_Objective_: In the records below, rename every "data-point" to "scatter-point" and write the lines out again with nothing else altered. Leave the pictures out.

_Records for this exercise_:
________________

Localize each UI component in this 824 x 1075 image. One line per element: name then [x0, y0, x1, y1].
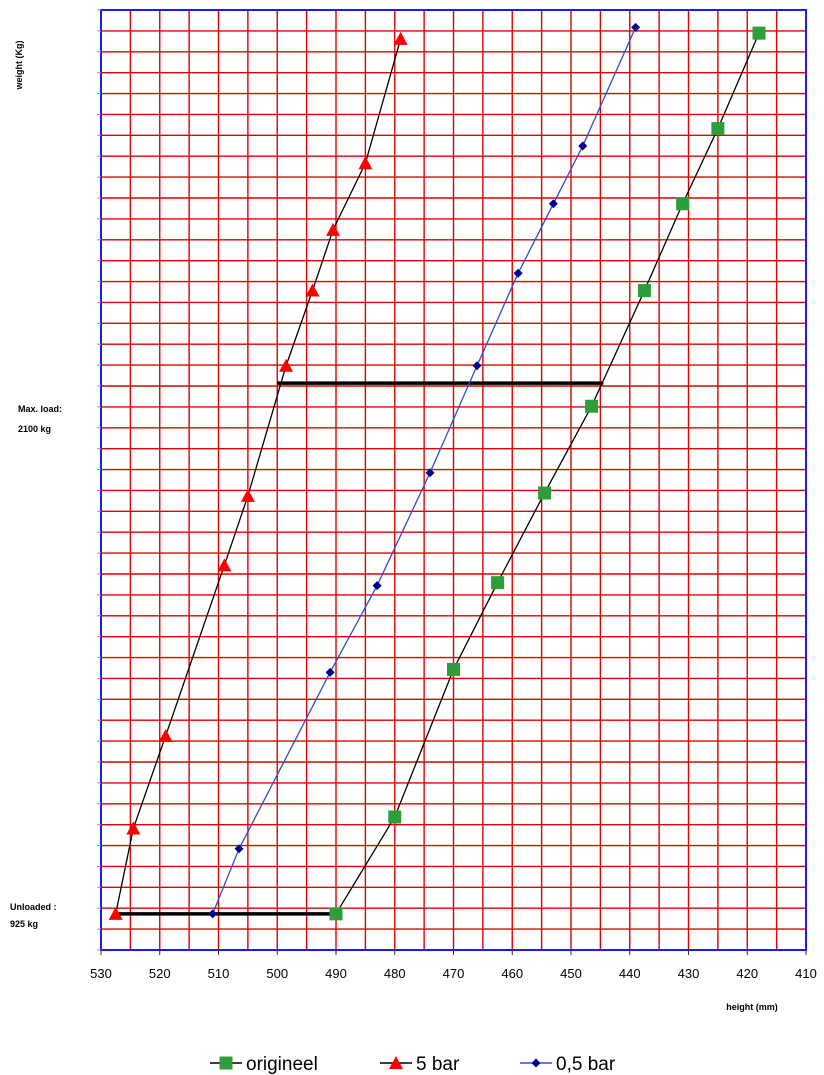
series-markers	[108, 22, 766, 921]
data-point	[305, 283, 320, 297]
reference-lines	[115, 381, 604, 916]
data-point	[711, 122, 725, 136]
data-point	[548, 199, 558, 209]
data-point	[513, 268, 523, 278]
y-axis-label: weight (Kg)	[14, 41, 24, 91]
data-point	[329, 907, 343, 921]
x-tick-label: 480	[384, 966, 406, 981]
data-point	[393, 31, 408, 45]
data-point	[578, 141, 588, 151]
data-point	[637, 284, 651, 298]
x-tick-label: 520	[149, 966, 171, 981]
data-point	[676, 197, 690, 211]
legend-marker	[219, 1056, 233, 1070]
legend-entry-label: origineel	[246, 1054, 318, 1075]
data-point	[585, 399, 599, 413]
data-point	[425, 468, 435, 478]
data-point	[158, 728, 173, 742]
unloaded-label-line2: 925 kg	[10, 919, 38, 929]
legend-entry-label: 0,5 bar	[556, 1054, 616, 1075]
x-tick-label: 430	[678, 966, 700, 981]
x-tick-label: 470	[443, 966, 465, 981]
data-point	[208, 909, 218, 919]
data-point	[234, 844, 244, 854]
x-tick-label: 500	[266, 966, 288, 981]
data-point	[752, 26, 766, 40]
data-point	[472, 361, 482, 371]
data-point	[126, 821, 141, 835]
x-tick-label: 410	[795, 966, 817, 981]
legend: origineel 5 bar 0,5 bar	[210, 1054, 616, 1075]
legend-marker	[389, 1056, 403, 1069]
data-point	[217, 558, 232, 572]
grid	[101, 10, 806, 950]
data-point	[325, 667, 335, 677]
data-point	[108, 906, 123, 920]
reference-labels: Unloaded : 925 kg Max. load: 2100 kg	[10, 404, 62, 929]
series-line-2	[212, 27, 637, 915]
data-point	[358, 156, 373, 170]
legend-marker	[531, 1058, 541, 1068]
x-tick-label: 420	[736, 966, 758, 981]
x-axis-tick-labels: 530 520 510 500 490 480 470 460 450 440 430 420 410	[90, 950, 817, 981]
data-point	[491, 576, 505, 590]
data-point	[538, 486, 552, 500]
data-point	[372, 581, 382, 591]
series-line-0	[335, 32, 760, 915]
data-point	[631, 22, 641, 32]
max-load-label-line2: 2100 kg	[18, 424, 51, 434]
unloaded-label-line1: Unloaded :	[10, 902, 57, 912]
data-point	[447, 662, 460, 676]
y-axis-ticks	[97, 9, 101, 951]
data-point	[326, 222, 341, 236]
x-tick-label: 440	[619, 966, 641, 981]
x-tick-label: 490	[325, 966, 347, 981]
data-point	[388, 810, 402, 824]
x-tick-label: 510	[208, 966, 230, 981]
series-lines	[115, 27, 760, 915]
x-tick-label: 460	[501, 966, 523, 981]
x-axis-label: height (mm)	[726, 1002, 778, 1012]
data-point	[279, 358, 294, 372]
data-point	[240, 488, 255, 502]
max-load-label-line1: Max. load:	[18, 404, 62, 414]
series-line-1	[115, 38, 402, 914]
x-tick-label: 450	[560, 966, 582, 981]
x-tick-label: 530	[90, 966, 112, 981]
legend-entry-label: 5 bar	[416, 1054, 460, 1075]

________________

_Written response_:
Localize each UI component in this 824 x 1075 image. One line per element: name then [x0, y0, x1, y1].
series-markers	[108, 22, 766, 921]
scatter-point	[305, 283, 320, 297]
reference-lines	[115, 381, 604, 916]
scatter-point	[711, 122, 725, 136]
scatter-point	[548, 199, 558, 209]
scatter-point	[513, 268, 523, 278]
y-axis-label: weight (Kg)	[14, 41, 24, 91]
scatter-point	[329, 907, 343, 921]
x-tick-label: 480	[384, 966, 406, 981]
scatter-point	[393, 31, 408, 45]
scatter-point	[578, 141, 588, 151]
scatter-point	[637, 284, 651, 298]
x-tick-label: 520	[149, 966, 171, 981]
scatter-point	[676, 197, 690, 211]
legend-marker	[219, 1056, 233, 1070]
legend-entry-label: origineel	[246, 1054, 318, 1075]
scatter-point	[585, 399, 599, 413]
scatter-point	[425, 468, 435, 478]
scatter-point	[158, 728, 173, 742]
unloaded-label-line2: 925 kg	[10, 919, 38, 929]
legend-entry-label: 0,5 bar	[556, 1054, 616, 1075]
x-tick-label: 430	[678, 966, 700, 981]
x-tick-label: 470	[443, 966, 465, 981]
scatter-point	[208, 909, 218, 919]
scatter-point	[234, 844, 244, 854]
x-tick-label: 500	[266, 966, 288, 981]
scatter-point	[752, 26, 766, 40]
scatter-point	[472, 361, 482, 371]
scatter-point	[126, 821, 141, 835]
x-tick-label: 410	[795, 966, 817, 981]
legend: origineel 5 bar 0,5 bar	[210, 1054, 616, 1075]
legend-marker	[389, 1056, 403, 1069]
scatter-point	[217, 558, 232, 572]
grid	[101, 10, 806, 950]
scatter-point	[325, 667, 335, 677]
scatter-point	[108, 906, 123, 920]
reference-labels: Unloaded : 925 kg Max. load: 2100 kg	[10, 404, 62, 929]
series-line-2	[212, 27, 637, 915]
scatter-point	[358, 156, 373, 170]
legend-marker	[531, 1058, 541, 1068]
x-tick-label: 420	[736, 966, 758, 981]
x-axis-tick-labels: 530 520 510 500 490 480 470 460 450 440 430 420 410	[90, 950, 817, 981]
scatter-point	[491, 576, 505, 590]
scatter-point	[538, 486, 552, 500]
scatter-point	[372, 581, 382, 591]
series-line-0	[335, 32, 760, 915]
scatter-point	[631, 22, 641, 32]
max-load-label-line2: 2100 kg	[18, 424, 51, 434]
unloaded-label-line1: Unloaded :	[10, 902, 57, 912]
scatter-point	[447, 662, 460, 676]
y-axis-ticks	[97, 9, 101, 951]
scatter-point	[326, 222, 341, 236]
x-tick-label: 440	[619, 966, 641, 981]
x-tick-label: 490	[325, 966, 347, 981]
scatter-point	[388, 810, 402, 824]
x-tick-label: 510	[208, 966, 230, 981]
series-lines	[115, 27, 760, 915]
x-tick-label: 460	[501, 966, 523, 981]
x-axis-label: height (mm)	[726, 1002, 778, 1012]
scatter-point	[279, 358, 294, 372]
scatter-point	[240, 488, 255, 502]
max-load-label-line1: Max. load:	[18, 404, 62, 414]
series-line-1	[115, 38, 402, 914]
x-tick-label: 450	[560, 966, 582, 981]
x-tick-label: 530	[90, 966, 112, 981]
legend-entry-label: 5 bar	[416, 1054, 460, 1075]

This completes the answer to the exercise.